Data shown:
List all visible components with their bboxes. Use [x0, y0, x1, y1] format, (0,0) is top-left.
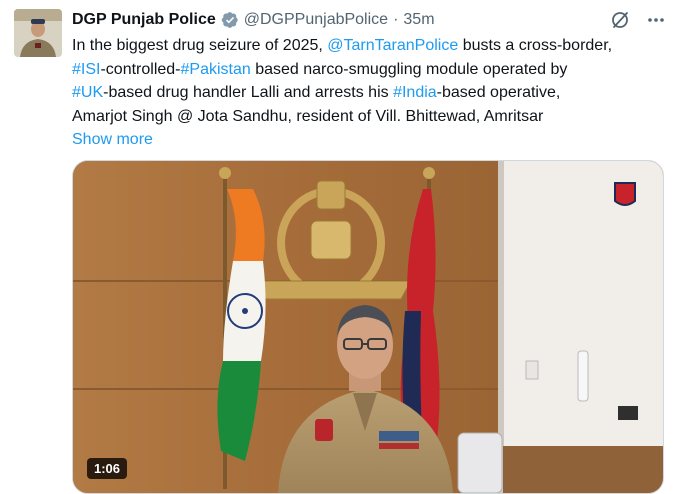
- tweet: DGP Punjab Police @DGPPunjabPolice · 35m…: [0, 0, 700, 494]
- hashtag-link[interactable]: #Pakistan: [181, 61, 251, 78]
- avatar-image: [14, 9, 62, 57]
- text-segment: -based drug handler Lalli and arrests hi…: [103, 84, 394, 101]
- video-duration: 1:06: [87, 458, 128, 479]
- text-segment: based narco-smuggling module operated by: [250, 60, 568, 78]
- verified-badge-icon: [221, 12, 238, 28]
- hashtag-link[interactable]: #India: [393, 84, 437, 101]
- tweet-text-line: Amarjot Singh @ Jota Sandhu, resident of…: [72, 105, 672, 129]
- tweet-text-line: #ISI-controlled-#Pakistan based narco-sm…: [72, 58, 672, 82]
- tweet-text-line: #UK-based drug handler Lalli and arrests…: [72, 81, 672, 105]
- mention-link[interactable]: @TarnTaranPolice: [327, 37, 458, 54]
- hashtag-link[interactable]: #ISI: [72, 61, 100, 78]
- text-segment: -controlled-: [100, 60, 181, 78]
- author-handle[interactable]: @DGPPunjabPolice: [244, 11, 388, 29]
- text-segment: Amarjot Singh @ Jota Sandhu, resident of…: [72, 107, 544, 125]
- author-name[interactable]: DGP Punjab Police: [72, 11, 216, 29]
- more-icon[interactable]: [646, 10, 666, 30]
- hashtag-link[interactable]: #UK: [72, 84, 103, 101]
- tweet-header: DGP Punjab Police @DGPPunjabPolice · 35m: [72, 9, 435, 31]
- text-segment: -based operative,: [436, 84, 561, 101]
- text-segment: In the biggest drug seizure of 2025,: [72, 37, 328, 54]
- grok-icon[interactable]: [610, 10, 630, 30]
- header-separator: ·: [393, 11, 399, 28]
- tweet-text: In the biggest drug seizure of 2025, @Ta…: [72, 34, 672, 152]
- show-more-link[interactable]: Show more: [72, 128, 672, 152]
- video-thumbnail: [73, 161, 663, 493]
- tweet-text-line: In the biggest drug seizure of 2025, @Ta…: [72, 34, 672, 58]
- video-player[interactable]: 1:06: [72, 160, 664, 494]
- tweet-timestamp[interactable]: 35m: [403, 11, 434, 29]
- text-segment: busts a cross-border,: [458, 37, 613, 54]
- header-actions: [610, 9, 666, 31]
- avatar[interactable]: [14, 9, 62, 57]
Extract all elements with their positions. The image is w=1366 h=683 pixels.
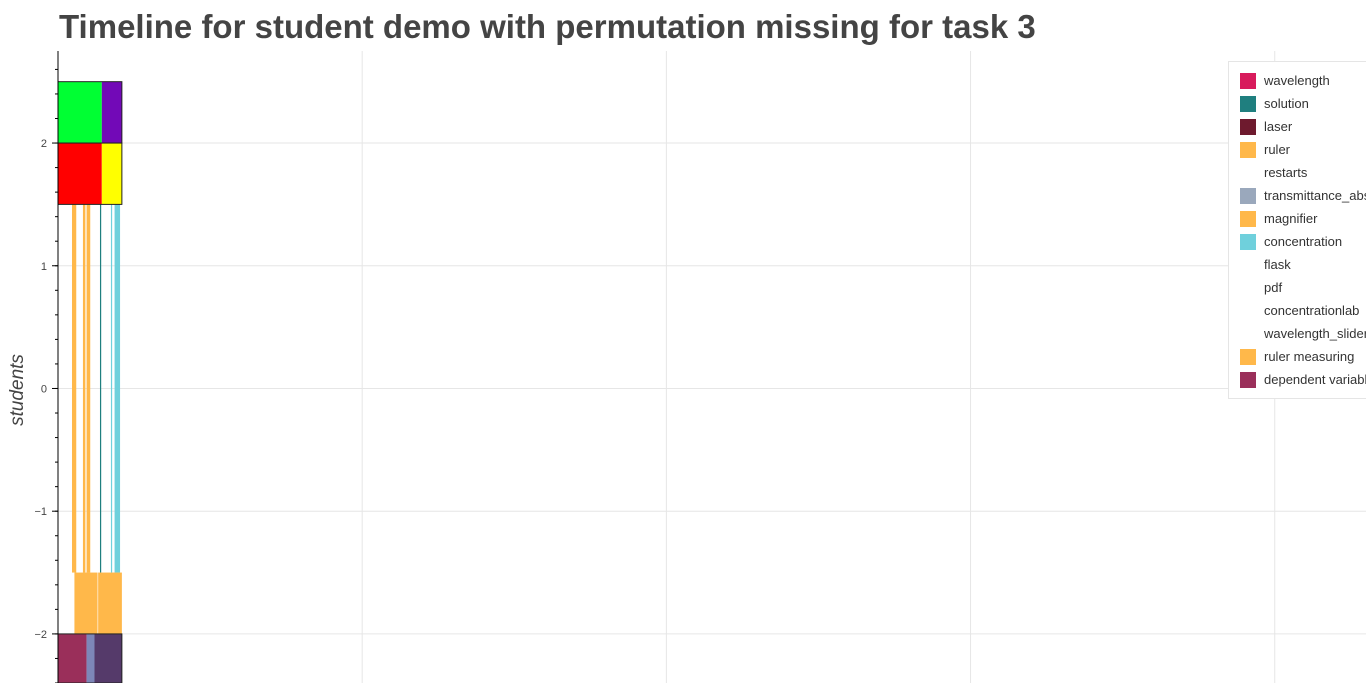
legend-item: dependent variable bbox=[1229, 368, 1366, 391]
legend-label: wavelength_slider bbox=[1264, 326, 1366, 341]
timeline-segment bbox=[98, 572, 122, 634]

Problem description: Reproduce all of the entries above with every occurrence of "hashtag-link" replaced by "tag-link", leaving everything else unchanged. Omit the pictures from the answer.

Task answer:
List all visible components with their bboxes. Use [x0, y0, x1, y1] format, (0,0) is top-left.
- tweet: DGP Punjab Police @DGPPunjabPolice · 35m…: [0, 0, 700, 494]
- tag-link[interactable]: #Pakistan: [181, 61, 251, 78]
- avatar-image: [14, 9, 62, 57]
- text-segment: -based drug handler Lalli and arrests hi…: [103, 84, 394, 101]
- video-duration: 1:06: [87, 458, 128, 479]
- text-segment: based narco-smuggling module operated by: [250, 60, 568, 78]
- verified-badge-icon: [221, 12, 238, 28]
- tag-link[interactable]: #India: [393, 84, 437, 101]
- tweet-text-line: Amarjot Singh @ Jota Sandhu, resident of…: [72, 105, 672, 129]
- tweet-text-line: #ISI-controlled-#Pakistan based narco-sm…: [72, 58, 672, 82]
- tweet-text-line: #UK-based drug handler Lalli and arrests…: [72, 81, 672, 105]
- mention-link[interactable]: @TarnTaranPolice: [327, 37, 458, 54]
- tag-link[interactable]: #ISI: [72, 61, 100, 78]
- text-segment: -controlled-: [100, 60, 181, 78]
- author-handle[interactable]: @DGPPunjabPolice: [244, 11, 388, 29]
- text-segment: Amarjot Singh @ Jota Sandhu, resident of…: [72, 107, 544, 125]
- author-name[interactable]: DGP Punjab Police: [72, 11, 216, 29]
- more-icon[interactable]: [646, 10, 666, 30]
- tag-link[interactable]: #UK: [72, 84, 103, 101]
- tweet-header: DGP Punjab Police @DGPPunjabPolice · 35m: [72, 9, 435, 31]
- text-segment: -based operative,: [436, 84, 561, 101]
- text-segment: In the biggest drug seizure of 2025,: [72, 37, 328, 54]
- grok-icon[interactable]: [610, 10, 630, 30]
- header-separator: ·: [393, 11, 399, 28]
- tweet-text: In the biggest drug seizure of 2025, @Ta…: [72, 34, 672, 152]
- show-more-link[interactable]: Show more: [72, 128, 672, 152]
- video-thumbnail: [73, 161, 663, 493]
- tweet-text-line: In the biggest drug seizure of 2025, @Ta…: [72, 34, 672, 58]
- video-player[interactable]: 1:06: [72, 160, 664, 494]
- tweet-timestamp[interactable]: 35m: [403, 11, 434, 29]
- text-segment: busts a cross-border,: [458, 37, 613, 54]
- header-actions: [610, 9, 666, 31]
- avatar[interactable]: [14, 9, 62, 57]
Extract all elements with their positions. The image is w=1366 h=683 pixels.
legend-item: dependent variable bbox=[1229, 368, 1366, 391]
legend-label: wavelength_slider bbox=[1264, 326, 1366, 341]
timeline-segment bbox=[98, 572, 122, 634]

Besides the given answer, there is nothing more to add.